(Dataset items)
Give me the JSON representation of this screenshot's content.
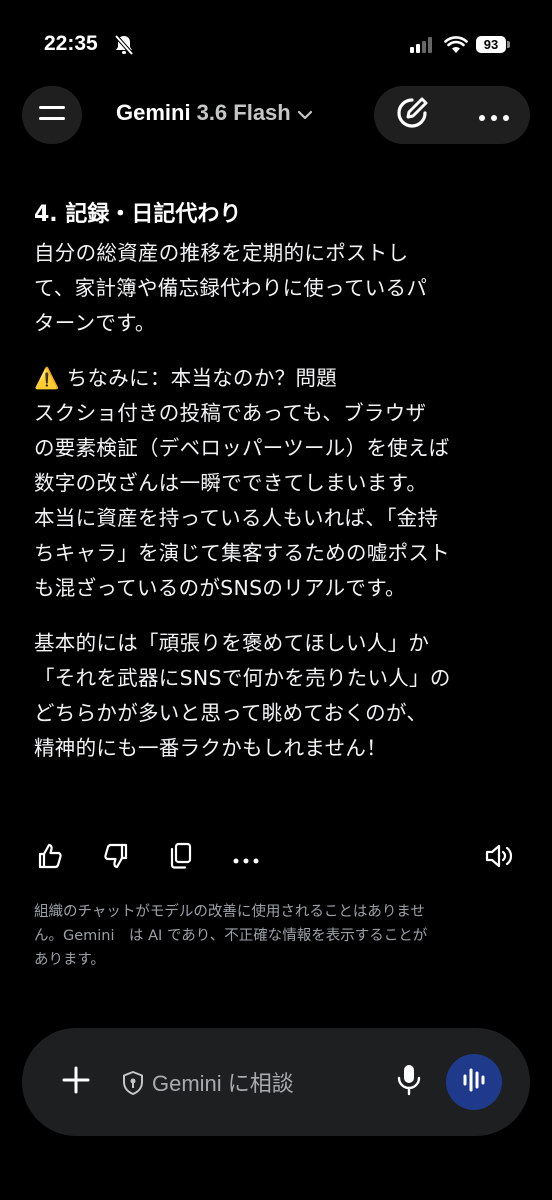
{
  "status_bar": {
    "time": "22:35",
    "battery": "93"
  },
  "header": {
    "model_name": "Gemini",
    "model_version": "3.6 Flash"
  },
  "response": {
    "heading": "4. 記録・日記代わり",
    "para1_lines": [
      "自分の総資産の推移を定期的にポストし",
      "て、家計簿や備忘録代わりに使っているパ",
      "ターンです。"
    ],
    "warning_emoji": "⚠️",
    "warning_title": " ちなみに：本当なのか？問題",
    "para2_lines": [
      "スクショ付きの投稿であっても、ブラウザ",
      "の要素検証（デベロッパーツール）を使えば",
      "数字の改ざんは一瞬でできてしまいます。",
      "本当に資産を持っている人もいれば、「金持",
      "ちキャラ」を演じて集客するための嘘ポスト",
      "も混ざっているのがSNSのリアルです。"
    ],
    "para3_lines": [
      "基本的には「頑張りを褒めてほしい人」か",
      "「それを武器にSNSで何かを売りたい人」の",
      "どちらかが多いと思って眺めておくのが、",
      "精神的にも一番ラクかもしれません！"
    ]
  },
  "disclaimer_lines": [
    "組織のチャットがモデルの改善に使用されることはありませ",
    "ん。Gemini　は AI であり、不正確な情報を表示することが",
    "あります。"
  ],
  "input": {
    "placeholder": "Gemini に相談"
  },
  "icons": [
    "menu-icon",
    "chevron-down-icon",
    "new-chat-icon",
    "more-icon",
    "thumbs-up-icon",
    "thumbs-down-icon",
    "copy-icon",
    "more-options-icon",
    "speaker-icon",
    "plus-icon",
    "shield-icon",
    "mic-icon",
    "live-icon"
  ],
  "colors": {
    "background": "#000000",
    "surface": "#1f1f1f",
    "live_button": "#1f3a8a",
    "muted_text": "#9aa0a6"
  }
}
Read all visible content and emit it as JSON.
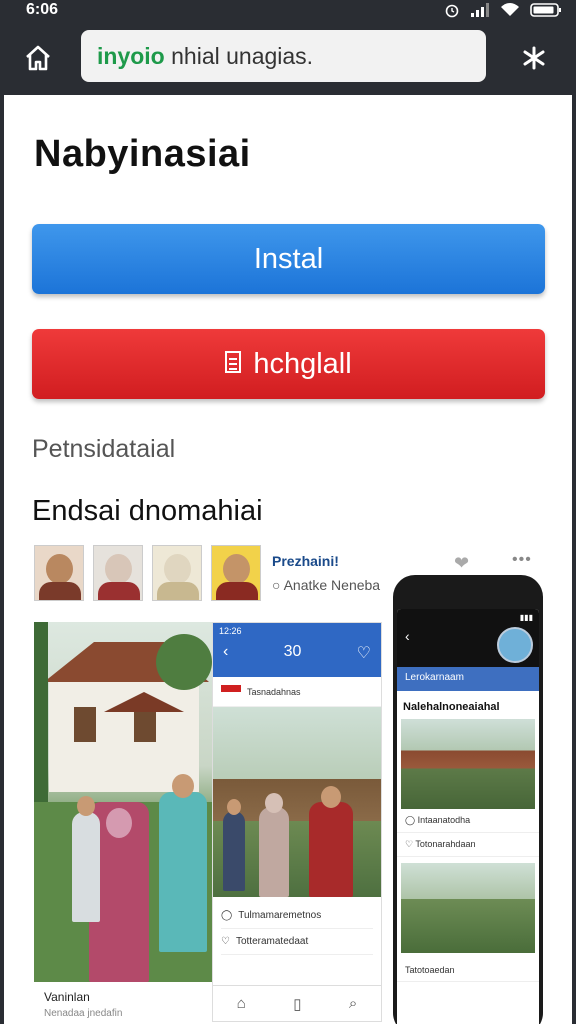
{
  "status": {
    "time": "6:06"
  },
  "urlbar": {
    "url_green": "inyoio",
    "url_rest": " nhial unagias."
  },
  "page": {
    "title": "Nabyinasiai",
    "install_label": "Instal",
    "second_label": "hchglall",
    "subtitle": "Petnsidataial",
    "section_title": "Endsai dnomahiai"
  },
  "card": {
    "name": "Prezhaini!",
    "meta": "Anatke Neneba"
  },
  "photo1": {
    "caption": "Vaninlan",
    "caption2": "Nenadaa jnedafin"
  },
  "screen1": {
    "status_time": "12:26",
    "nav_title": "30",
    "row_label": "Tasnadahnas",
    "foot_row1": "Tulmamaremetnos",
    "foot_row2": "Totteramatedaat"
  },
  "phone": {
    "blue_text": "Lerokarnaam",
    "heading": "Nalehalnoneaiahal",
    "row1": "Intaanatodha",
    "row2": "Totonarahdaan",
    "row3": "Tatotoaedan"
  },
  "colors": {
    "install": "#2b85e4",
    "second": "#e22a2c",
    "topbar": "#2a2d33"
  }
}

> WHAT YOU ARE ASKED TO DO
Leave the pictures out and reproduce each record exactly as written.

> EXPECTED OUTPUT
Give me the JSON representation of this screenshot's content.
{
  "status_bar": {
    "time": "22:35",
    "battery": "93"
  },
  "header": {
    "model_name": "Gemini",
    "model_version": "3.6 Flash"
  },
  "response": {
    "heading": "4. 記録・日記代わり",
    "para1_lines": [
      "自分の総資産の推移を定期的にポストし",
      "て、家計簿や備忘録代わりに使っているパ",
      "ターンです。"
    ],
    "warning_emoji": "⚠️",
    "warning_title": " ちなみに：本当なのか？問題",
    "para2_lines": [
      "スクショ付きの投稿であっても、ブラウザ",
      "の要素検証（デベロッパーツール）を使えば",
      "数字の改ざんは一瞬でできてしまいます。",
      "本当に資産を持っている人もいれば、「金持",
      "ちキャラ」を演じて集客するための嘘ポスト",
      "も混ざっているのがSNSのリアルです。"
    ],
    "para3_lines": [
      "基本的には「頑張りを褒めてほしい人」か",
      "「それを武器にSNSで何かを売りたい人」の",
      "どちらかが多いと思って眺めておくのが、",
      "精神的にも一番ラクかもしれません！"
    ]
  },
  "disclaimer_lines": [
    "組織のチャットがモデルの改善に使用されることはありませ",
    "ん。Gemini　は AI であり、不正確な情報を表示することが",
    "あります。"
  ],
  "input": {
    "placeholder": "Gemini に相談"
  },
  "icons": [
    "menu-icon",
    "chevron-down-icon",
    "new-chat-icon",
    "more-icon",
    "thumbs-up-icon",
    "thumbs-down-icon",
    "copy-icon",
    "more-options-icon",
    "speaker-icon",
    "plus-icon",
    "shield-icon",
    "mic-icon",
    "live-icon"
  ],
  "colors": {
    "background": "#000000",
    "surface": "#1f1f1f",
    "live_button": "#1f3a8a",
    "muted_text": "#9aa0a6"
  }
}
Read all visible content and emit it as JSON.
{
  "status": {
    "time": "6:06"
  },
  "urlbar": {
    "url_green": "inyoio",
    "url_rest": " nhial unagias."
  },
  "page": {
    "title": "Nabyinasiai",
    "install_label": "Instal",
    "second_label": "hchglall",
    "subtitle": "Petnsidataial",
    "section_title": "Endsai dnomahiai"
  },
  "card": {
    "name": "Prezhaini!",
    "meta": "Anatke Neneba"
  },
  "photo1": {
    "caption": "Vaninlan",
    "caption2": "Nenadaa jnedafin"
  },
  "screen1": {
    "status_time": "12:26",
    "nav_title": "30",
    "row_label": "Tasnadahnas",
    "foot_row1": "Tulmamaremetnos",
    "foot_row2": "Totteramatedaat"
  },
  "phone": {
    "blue_text": "Lerokarnaam",
    "heading": "Nalehalnoneaiahal",
    "row1": "Intaanatodha",
    "row2": "Totonarahdaan",
    "row3": "Tatotoaedan"
  },
  "colors": {
    "install": "#2b85e4",
    "second": "#e22a2c",
    "topbar": "#2a2d33"
  }
}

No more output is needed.